> Stated task
Select the lines that hold the word "highlighted" and copy each one.

(Dataset records)
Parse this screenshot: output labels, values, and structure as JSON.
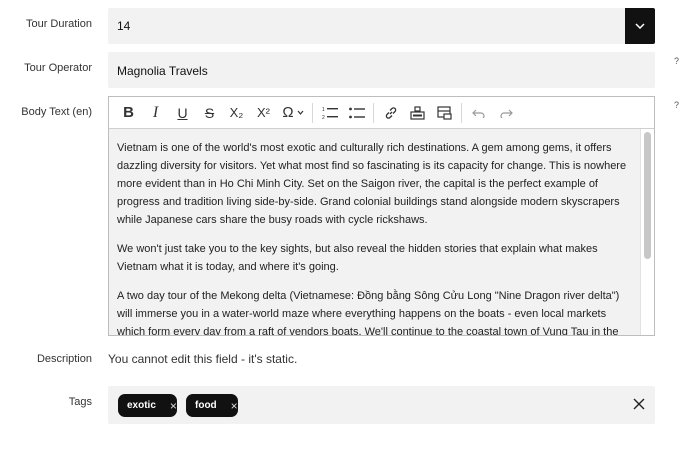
{
  "fields": {
    "duration": {
      "label": "Tour Duration",
      "value": "14"
    },
    "operator": {
      "label": "Tour Operator",
      "value": "Magnolia Travels",
      "help": "?"
    },
    "body": {
      "label": "Body Text (en)",
      "help": "?",
      "toolbar": {
        "bold": "B",
        "italic": "I",
        "underline": "U",
        "strike": "S",
        "subscript": "X₂",
        "superscript": "X²",
        "special_chars": "Ω"
      },
      "paragraphs": [
        "Vietnam is one of the world's most exotic and culturally rich destinations. A gem among gems, it offers dazzling diversity for visitors. Yet what most find so fascinating is its capacity for change. This is nowhere more evident than in Ho Chi Minh City. Set on the Saigon river, the capital is the perfect example of progress and tradition living side-by-side. Grand colonial buildings stand alongside modern skyscrapers while Japanese cars share the busy roads with cycle rickshaws.",
        "We won't just take you to the key sights, but also reveal the hidden stories that explain what makes Vietnam what it is today, and where it's going.",
        "A two day tour of the Mekong delta (Vietnamese: Đồng bằng Sông Cửu Long \"Nine Dragon river delta\") will immerse you in a water-world maze where everything happens on the boats - even local markets which form every day from a raft of vendors boats. We'll continue to the coastal town of Vung Tau in the Phuong"
      ],
      "scroll_position": 0
    },
    "description": {
      "label": "Description",
      "value": "You cannot edit this field - it's static."
    },
    "tags": {
      "label": "Tags",
      "items": [
        "exotic",
        "food"
      ]
    }
  },
  "colors": {
    "field_bg": "#f2f2f2",
    "tag_bg": "#111111",
    "accent": "#111111"
  },
  "icons": [
    "chevron-down-icon",
    "ordered-list-icon",
    "bullet-list-icon",
    "link-icon",
    "embed-icon",
    "table-icon",
    "undo-icon",
    "redo-icon",
    "close-icon"
  ]
}
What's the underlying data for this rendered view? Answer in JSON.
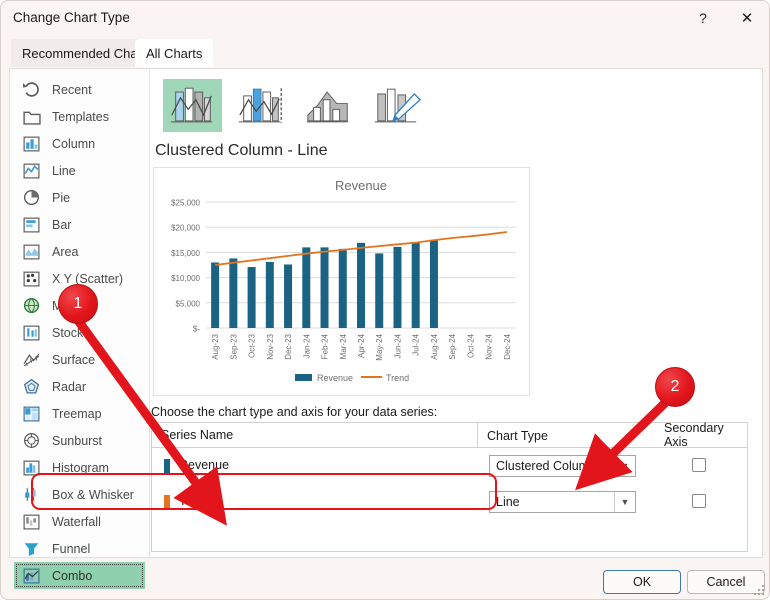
{
  "window": {
    "title": "Change Chart Type",
    "help_label": "?",
    "close_label": "✕"
  },
  "tabs": [
    {
      "label": "Recommended Charts",
      "selected": false
    },
    {
      "label": "All Charts",
      "selected": true
    }
  ],
  "categories": [
    {
      "label": "Recent",
      "icon": "recent-icon",
      "selected": false
    },
    {
      "label": "Templates",
      "icon": "templates-icon",
      "selected": false
    },
    {
      "label": "Column",
      "icon": "column-icon",
      "selected": false
    },
    {
      "label": "Line",
      "icon": "line-icon",
      "selected": false
    },
    {
      "label": "Pie",
      "icon": "pie-icon",
      "selected": false
    },
    {
      "label": "Bar",
      "icon": "bar-icon",
      "selected": false
    },
    {
      "label": "Area",
      "icon": "area-icon",
      "selected": false
    },
    {
      "label": "X Y (Scatter)",
      "icon": "scatter-icon",
      "selected": false
    },
    {
      "label": "Map",
      "icon": "map-icon",
      "selected": false
    },
    {
      "label": "Stock",
      "icon": "stock-icon",
      "selected": false
    },
    {
      "label": "Surface",
      "icon": "surface-icon",
      "selected": false
    },
    {
      "label": "Radar",
      "icon": "radar-icon",
      "selected": false
    },
    {
      "label": "Treemap",
      "icon": "treemap-icon",
      "selected": false
    },
    {
      "label": "Sunburst",
      "icon": "sunburst-icon",
      "selected": false
    },
    {
      "label": "Histogram",
      "icon": "histogram-icon",
      "selected": false
    },
    {
      "label": "Box & Whisker",
      "icon": "boxwhisker-icon",
      "selected": false
    },
    {
      "label": "Waterfall",
      "icon": "waterfall-icon",
      "selected": false
    },
    {
      "label": "Funnel",
      "icon": "funnel-icon",
      "selected": false
    },
    {
      "label": "Combo",
      "icon": "combo-icon",
      "selected": true
    }
  ],
  "thumbnails": [
    {
      "name": "clustered-column-line",
      "selected": true
    },
    {
      "name": "clustered-column-line-secondary",
      "selected": false
    },
    {
      "name": "stacked-area-clustered-column",
      "selected": false
    },
    {
      "name": "custom-combination",
      "selected": false
    }
  ],
  "chart_type_name": "Clustered Column - Line",
  "series_chooser": {
    "label": "Choose the chart type and axis for your data series:",
    "columns": [
      "Series Name",
      "Chart Type",
      "Secondary Axis"
    ],
    "rows": [
      {
        "name": "Revenue",
        "swatch_color": "#1b6383",
        "chart_type": "Clustered Column",
        "secondary_axis": false,
        "highlighted": false
      },
      {
        "name": "Trend",
        "swatch_color": "#e2751f",
        "chart_type": "Line",
        "secondary_axis": false,
        "highlighted": true
      }
    ]
  },
  "footer": {
    "ok_label": "OK",
    "cancel_label": "Cancel"
  },
  "annotations": [
    {
      "id": "1",
      "label": "1",
      "color": "#e2151c"
    },
    {
      "id": "2",
      "label": "2",
      "color": "#e2151c"
    }
  ],
  "chart_data": {
    "type": "bar",
    "title": "Revenue",
    "xlabel": "",
    "ylabel": "",
    "ylim": [
      0,
      25000
    ],
    "yticks": [
      0,
      5000,
      10000,
      15000,
      20000,
      25000
    ],
    "ytick_labels": [
      "$-",
      "$5,000",
      "$10,000",
      "$15,000",
      "$20,000",
      "$25,000"
    ],
    "grid": true,
    "legend_position": "bottom",
    "categories": [
      "Aug-23",
      "Sep-23",
      "Oct-23",
      "Nov-23",
      "Dec-23",
      "Jan-24",
      "Feb-24",
      "Mar-24",
      "Apr-24",
      "May-24",
      "Jun-24",
      "Jul-24",
      "Aug-24",
      "Sep-24",
      "Oct-24",
      "Nov-24",
      "Dec-24"
    ],
    "series": [
      {
        "name": "Revenue",
        "kind": "bar",
        "color": "#1b6383",
        "values": [
          13000,
          13800,
          12100,
          13100,
          12600,
          16000,
          16000,
          15700,
          16900,
          14800,
          16100,
          17000,
          17400,
          null,
          null,
          null,
          null
        ]
      },
      {
        "name": "Trend",
        "kind": "line",
        "color": "#e2751f",
        "values": [
          12500,
          12950,
          13400,
          13850,
          14300,
          14750,
          15150,
          15500,
          15900,
          16250,
          16600,
          16950,
          17450,
          17850,
          18200,
          18600,
          19050
        ]
      }
    ]
  }
}
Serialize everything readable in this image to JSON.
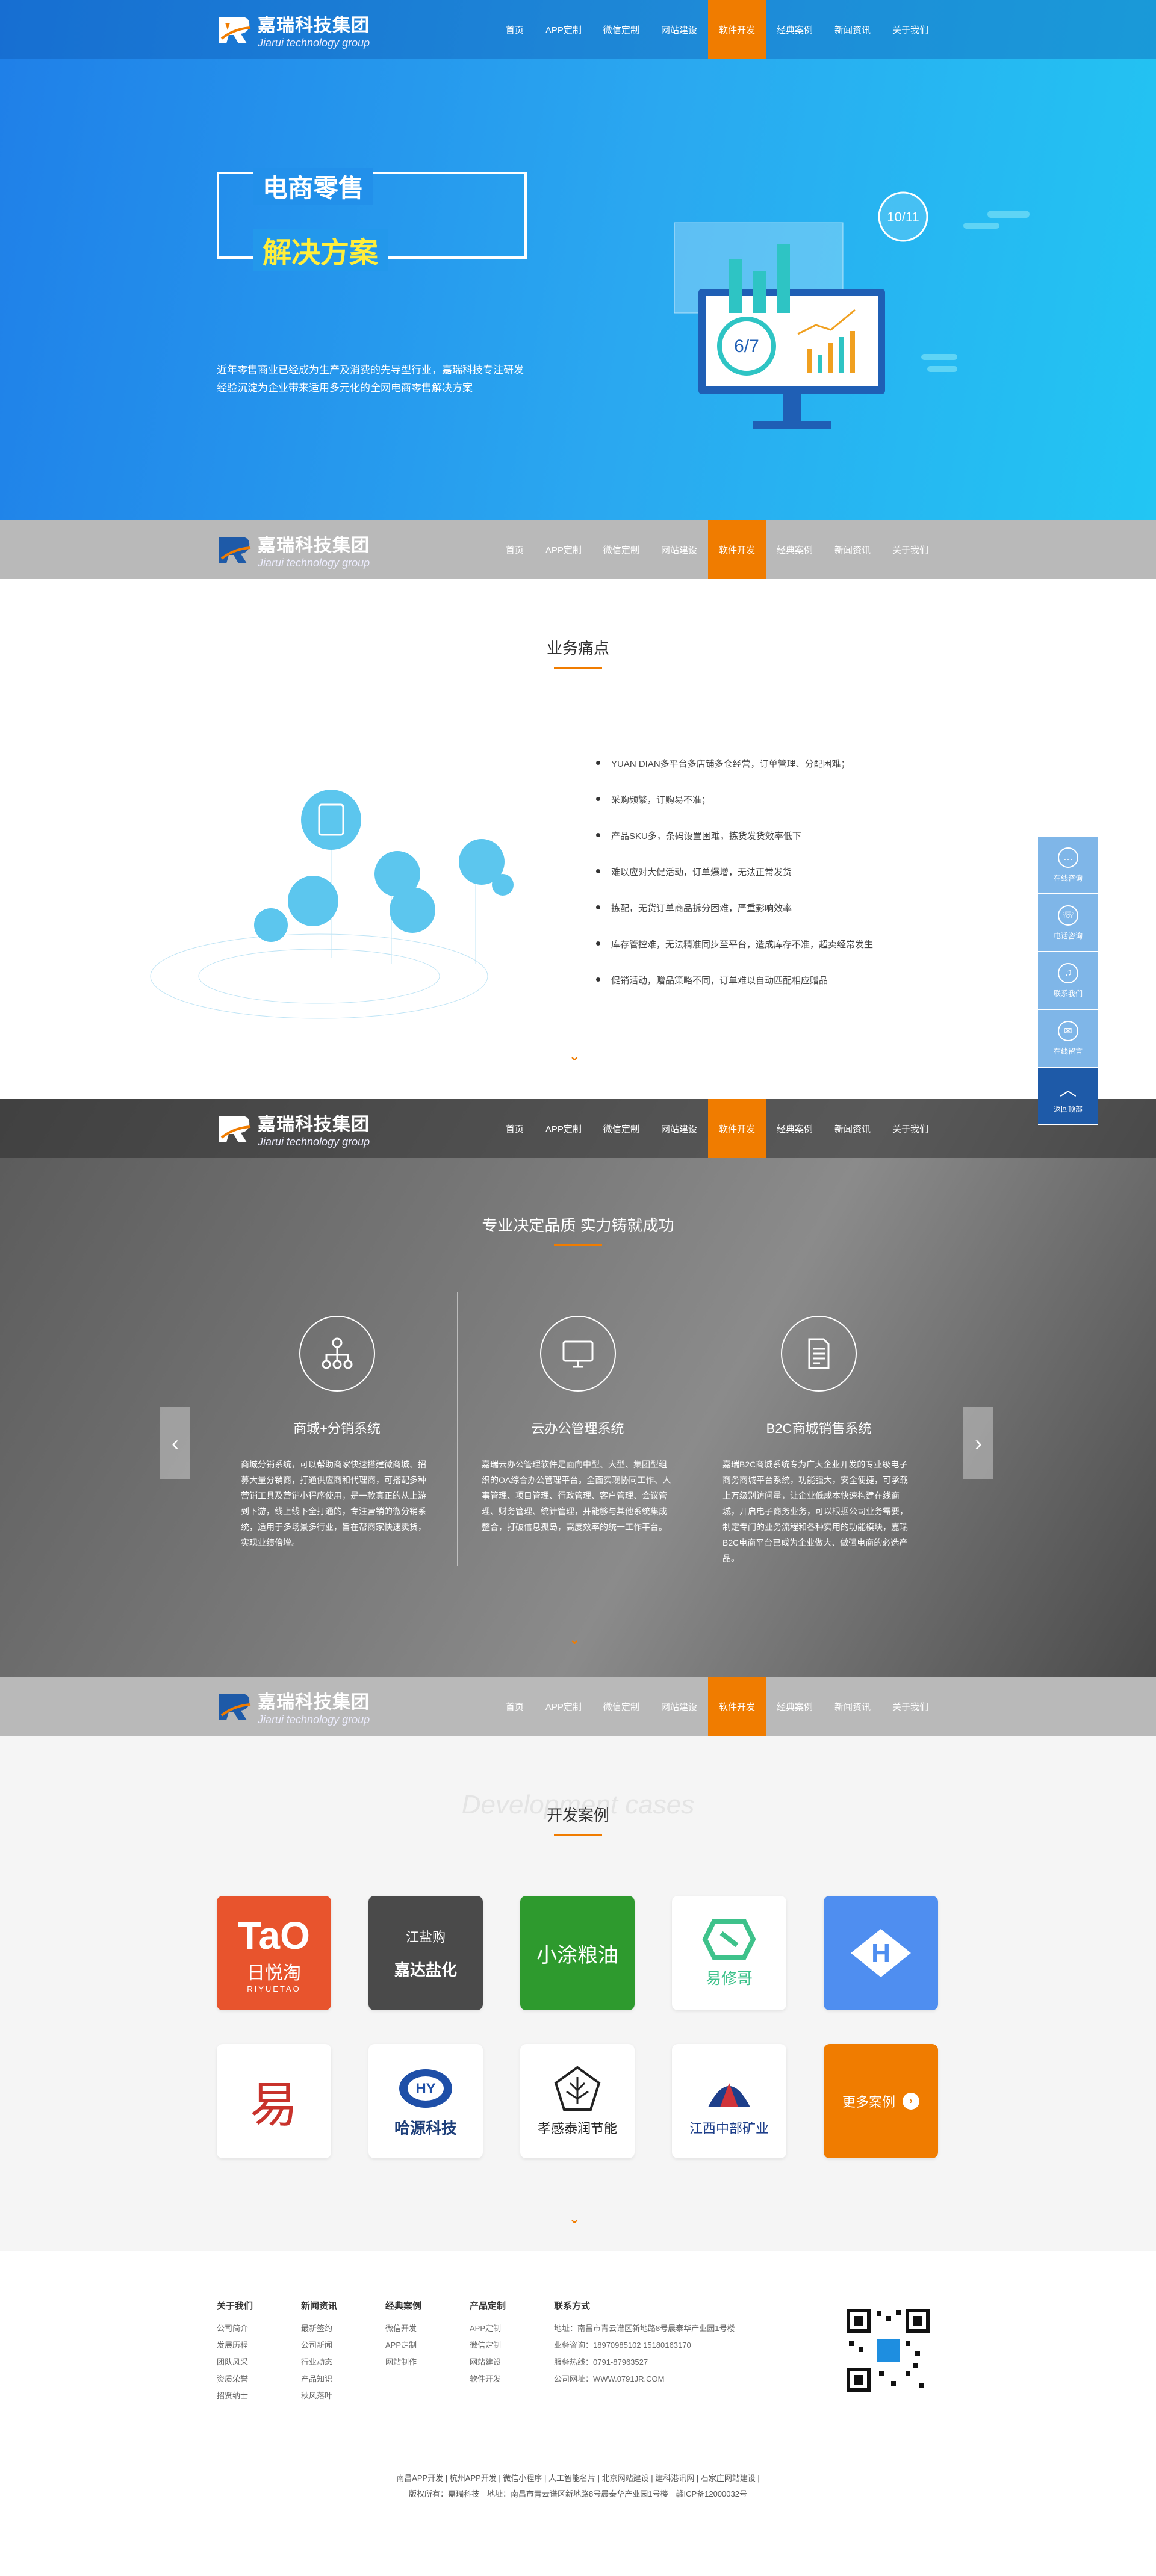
{
  "brand": {
    "name_cn": "嘉瑞科技集团",
    "name_en": "Jiarui technology group"
  },
  "nav": [
    "首页",
    "APP定制",
    "微信定制",
    "网站建设",
    "软件开发",
    "经典案例",
    "新闻资讯",
    "关于我们"
  ],
  "hero": {
    "title1": "电商零售",
    "title2": "解决方案",
    "desc": "近年零售商业已经成为生产及消费的先导型行业，嘉瑞科技专注研发经验沉淀为企业带来适用多元化的全网电商零售解决方案",
    "calendar_badge": "10/11",
    "screen_badge": "6/7"
  },
  "pain": {
    "title": "业务痛点",
    "items": [
      "YUAN DIAN多平台多店铺多仓经营，订单管理、分配困难；",
      "采购频繁，订购易不准；",
      "产品SKU多，条码设置困难，拣货发货效率低下",
      "难以应对大促活动，订单爆增，无法正常发货",
      "拣配，无货订单商品拆分困难，严重影响效率",
      "库存管控难，无法精准同步至平台，造成库存不准，超卖经常发生",
      "促销活动，赠品策略不同，订单难以自动匹配相应赠品"
    ]
  },
  "float": {
    "items": [
      "在线咨询",
      "电话咨询",
      "联系我们",
      "在线留言"
    ],
    "top": "返回顶部"
  },
  "quality": {
    "title": "专业决定品质 实力铸就成功",
    "cols": [
      {
        "name": "商城+分销系统",
        "desc": "商城分销系统，可以帮助商家快速搭建微商城、招募大量分销商，打通供应商和代理商，可搭配多种营销工具及营销小程序使用，是一款真正的从上游到下游，线上线下全打通的，专注营销的微分销系统，适用于多场景多行业，旨在帮商家快速卖货，实现业绩倍增。"
      },
      {
        "name": "云办公管理系统",
        "desc": "嘉瑞云办公管理软件是面向中型、大型、集团型组织的OA综合办公管理平台。全面实现协同工作、人事管理、项目管理、行政管理、客户管理、会议管理、财务管理、统计管理，并能够与其他系统集成整合，打破信息孤岛，高度效率的统一工作平台。"
      },
      {
        "name": "B2C商城销售系统",
        "desc": "嘉瑞B2C商城系统专为广大企业开发的专业级电子商务商城平台系统，功能强大，安全便捷，可承载上万级别访问量，让企业低成本快速构建在线商城，开启电子商务业务，可以根据公司业务需要，制定专门的业务流程和各种实用的功能模块，嘉瑞B2C电商平台已成为企业做大、做强电商的必选产品。"
      }
    ]
  },
  "cases": {
    "title": "开发案例",
    "watermark": "Development cases",
    "items": [
      {
        "name": "日悦淘",
        "sub": "RIYUETAO",
        "bg": "#e8542d"
      },
      {
        "name": "嘉达盐化",
        "sub": "江盐购",
        "bg": "#4a4a4a"
      },
      {
        "name": "小涂粮油",
        "sub": "",
        "bg": "#2e9a2e"
      },
      {
        "name": "易修哥",
        "sub": "",
        "bg": "#ffffff"
      },
      {
        "name": "",
        "sub": "",
        "bg": "#4f8ef0"
      },
      {
        "name": "易",
        "sub": "",
        "bg": "#ffffff"
      },
      {
        "name": "哈源科技",
        "sub": "",
        "bg": "#ffffff"
      },
      {
        "name": "孝感泰润节能",
        "sub": "",
        "bg": "#ffffff"
      },
      {
        "name": "江西中部矿业",
        "sub": "",
        "bg": "#ffffff"
      },
      {
        "name": "更多案例",
        "sub": "",
        "bg": "#f07c00"
      }
    ]
  },
  "footer": {
    "cols": [
      {
        "title": "关于我们",
        "items": [
          "公司简介",
          "发展历程",
          "团队风采",
          "资质荣誉",
          "招贤纳士"
        ]
      },
      {
        "title": "新闻资讯",
        "items": [
          "最新签约",
          "公司新闻",
          "行业动态",
          "产品知识",
          "秋风落叶"
        ]
      },
      {
        "title": "经典案例",
        "items": [
          "微信开发",
          "APP定制",
          "网站制作"
        ]
      },
      {
        "title": "产品定制",
        "items": [
          "APP定制",
          "微信定制",
          "网站建设",
          "软件开发"
        ]
      }
    ],
    "contact": {
      "title": "联系方式",
      "lines": [
        "地址：南昌市青云谱区新地路8号晨泰华产业园1号楼",
        "业务咨询：18970985102 15180163170",
        "服务热线：0791-87963527",
        "公司网址：WWW.0791JR.COM"
      ]
    },
    "bottom1": "南昌APP开发 | 杭州APP开发 | 微信小程序 | 人工智能名片 | 北京网站建设 | 建科港讯网 | 石家庄网站建设 |",
    "bottom2": "版权所有：嘉瑞科技　地址：南昌市青云谱区新地路8号晨泰华产业园1号楼　赣ICP备12000032号"
  },
  "colors": {
    "accent": "#f07c00",
    "hero_blue": "#2aa8f0",
    "dark_blue": "#1e5aa8"
  }
}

> Result of the task
        "highlighted": false
        "highlighted": true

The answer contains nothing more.